__The task__:
Skip every image and restate the data word for word.

──────────

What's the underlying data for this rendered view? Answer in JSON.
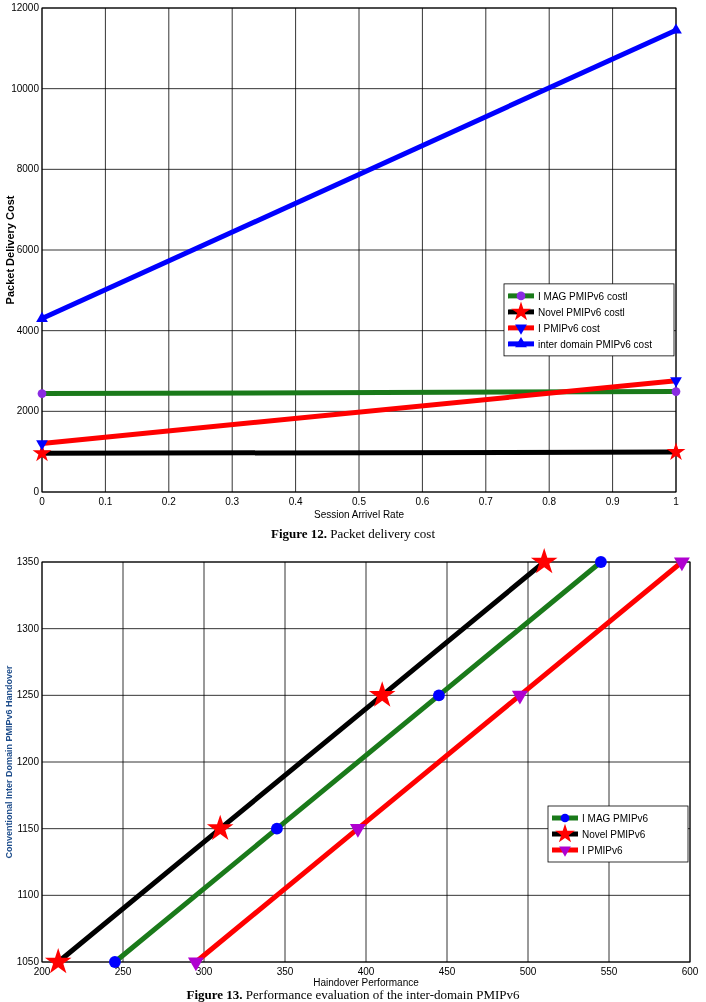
{
  "chart_data": [
    {
      "type": "line",
      "title": "Figure 12. Packet delivery cost",
      "xlabel": "Session Arrivel Rate",
      "ylabel": "Packet Delivery Cost",
      "x": [
        0,
        1
      ],
      "xlim": [
        0,
        1
      ],
      "xticks": [
        0,
        0.1,
        0.2,
        0.3,
        0.4,
        0.5,
        0.6,
        0.7,
        0.8,
        0.9,
        1
      ],
      "ylim": [
        0,
        12000
      ],
      "yticks": [
        0,
        2000,
        4000,
        6000,
        8000,
        10000,
        12000
      ],
      "grid": true,
      "legend": "right",
      "line_style": "solid",
      "series": [
        {
          "name": "I MAG PMIPv6 costl",
          "color": "#1a7a1a",
          "marker": "circle",
          "colors": [
            "#8a2be2",
            "#8a2be2"
          ],
          "values": [
            2440,
            2490
          ]
        },
        {
          "name": "Novel PMIPv6 costl",
          "color": "#000000",
          "marker": "star",
          "colors": [
            "#ff0000",
            "#ff0000"
          ],
          "values": [
            960,
            990
          ]
        },
        {
          "name": "I PMIPv6 cost",
          "color": "#ff0000",
          "marker": "triangle-down",
          "colors": [
            "#0000ff",
            "#0000ff"
          ],
          "values": [
            1200,
            2760
          ]
        },
        {
          "name": "inter domain PMIPv6 cost",
          "color": "#0000ff",
          "marker": "triangle",
          "colors": [
            "#0000ff",
            "#0000ff"
          ],
          "values": [
            4300,
            11450
          ]
        }
      ]
    },
    {
      "type": "line",
      "title": "Figure 13. Performance evaluation of the inter-domain PMIPv6",
      "xlabel": "Haindover Performance",
      "ylabel": "Conventional Inter Domain PMIPv6 Handover",
      "xlim": [
        200,
        600
      ],
      "xticks": [
        200,
        250,
        300,
        350,
        400,
        450,
        500,
        550,
        600
      ],
      "ylim": [
        1050,
        1350
      ],
      "yticks": [
        1050,
        1100,
        1150,
        1200,
        1250,
        1300,
        1350
      ],
      "grid": true,
      "legend": "bottom right",
      "line_style": "solid",
      "series": [
        {
          "name": "I MAG PMIPv6",
          "color": "#1a7a1a",
          "marker": "circle",
          "colors": [
            "#0000ff",
            "#0000ff",
            "#0000ff",
            "#0000ff"
          ],
          "x": [
            245,
            345,
            445,
            545
          ],
          "values": [
            1050,
            1150,
            1250,
            1350
          ]
        },
        {
          "name": "Novel PMIPv6",
          "color": "#000000",
          "marker": "star",
          "colors": [
            "#ff0000",
            "#ff0000",
            "#ff0000",
            "#ff0000"
          ],
          "x": [
            210,
            310,
            410,
            510
          ],
          "values": [
            1050,
            1150,
            1250,
            1350
          ]
        },
        {
          "name": "I PMIPv6",
          "color": "#ff0000",
          "marker": "triangle-down",
          "colors": [
            "#b000d0",
            "#b000d0",
            "#b000d0",
            "#b000d0"
          ],
          "x": [
            295,
            395,
            495,
            595
          ],
          "values": [
            1050,
            1150,
            1250,
            1350
          ]
        }
      ]
    }
  ]
}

──────────

__Result__:
What's the underlying data for this rendered view? Answer in JSON.
{
  "chart_data": [
    {
      "type": "line",
      "title": "Figure 12. Packet delivery cost",
      "xlabel": "Session Arrivel Rate",
      "ylabel": "Packet Delivery Cost",
      "x": [
        0,
        1
      ],
      "xlim": [
        0,
        1
      ],
      "xticks": [
        0,
        0.1,
        0.2,
        0.3,
        0.4,
        0.5,
        0.6,
        0.7,
        0.8,
        0.9,
        1
      ],
      "ylim": [
        0,
        12000
      ],
      "yticks": [
        0,
        2000,
        4000,
        6000,
        8000,
        10000,
        12000
      ],
      "grid": true,
      "legend": "right",
      "line_style": "solid",
      "series": [
        {
          "name": "I MAG PMIPv6 costl",
          "color": "#1a7a1a",
          "marker": "circle",
          "colors": [
            "#8a2be2",
            "#8a2be2"
          ],
          "values": [
            2440,
            2490
          ]
        },
        {
          "name": "Novel PMIPv6 costl",
          "color": "#000000",
          "marker": "star",
          "colors": [
            "#ff0000",
            "#ff0000"
          ],
          "values": [
            960,
            990
          ]
        },
        {
          "name": "I PMIPv6 cost",
          "color": "#ff0000",
          "marker": "triangle-down",
          "colors": [
            "#0000ff",
            "#0000ff"
          ],
          "values": [
            1200,
            2760
          ]
        },
        {
          "name": "inter domain PMIPv6 cost",
          "color": "#0000ff",
          "marker": "triangle",
          "colors": [
            "#0000ff",
            "#0000ff"
          ],
          "values": [
            4300,
            11450
          ]
        }
      ]
    },
    {
      "type": "line",
      "title": "Figure 13. Performance evaluation of the inter-domain PMIPv6",
      "xlabel": "Haindover Performance",
      "ylabel": "Conventional Inter Domain PMIPv6 Handover",
      "xlim": [
        200,
        600
      ],
      "xticks": [
        200,
        250,
        300,
        350,
        400,
        450,
        500,
        550,
        600
      ],
      "ylim": [
        1050,
        1350
      ],
      "yticks": [
        1050,
        1100,
        1150,
        1200,
        1250,
        1300,
        1350
      ],
      "grid": true,
      "legend": "bottom right",
      "line_style": "solid",
      "series": [
        {
          "name": "I MAG PMIPv6",
          "color": "#1a7a1a",
          "marker": "circle",
          "colors": [
            "#0000ff",
            "#0000ff",
            "#0000ff",
            "#0000ff"
          ],
          "x": [
            245,
            345,
            445,
            545
          ],
          "values": [
            1050,
            1150,
            1250,
            1350
          ]
        },
        {
          "name": "Novel PMIPv6",
          "color": "#000000",
          "marker": "star",
          "colors": [
            "#ff0000",
            "#ff0000",
            "#ff0000",
            "#ff0000"
          ],
          "x": [
            210,
            310,
            410,
            510
          ],
          "values": [
            1050,
            1150,
            1250,
            1350
          ]
        },
        {
          "name": "I PMIPv6",
          "color": "#ff0000",
          "marker": "triangle-down",
          "colors": [
            "#b000d0",
            "#b000d0",
            "#b000d0",
            "#b000d0"
          ],
          "x": [
            295,
            395,
            495,
            595
          ],
          "values": [
            1050,
            1150,
            1250,
            1350
          ]
        }
      ]
    }
  ]
}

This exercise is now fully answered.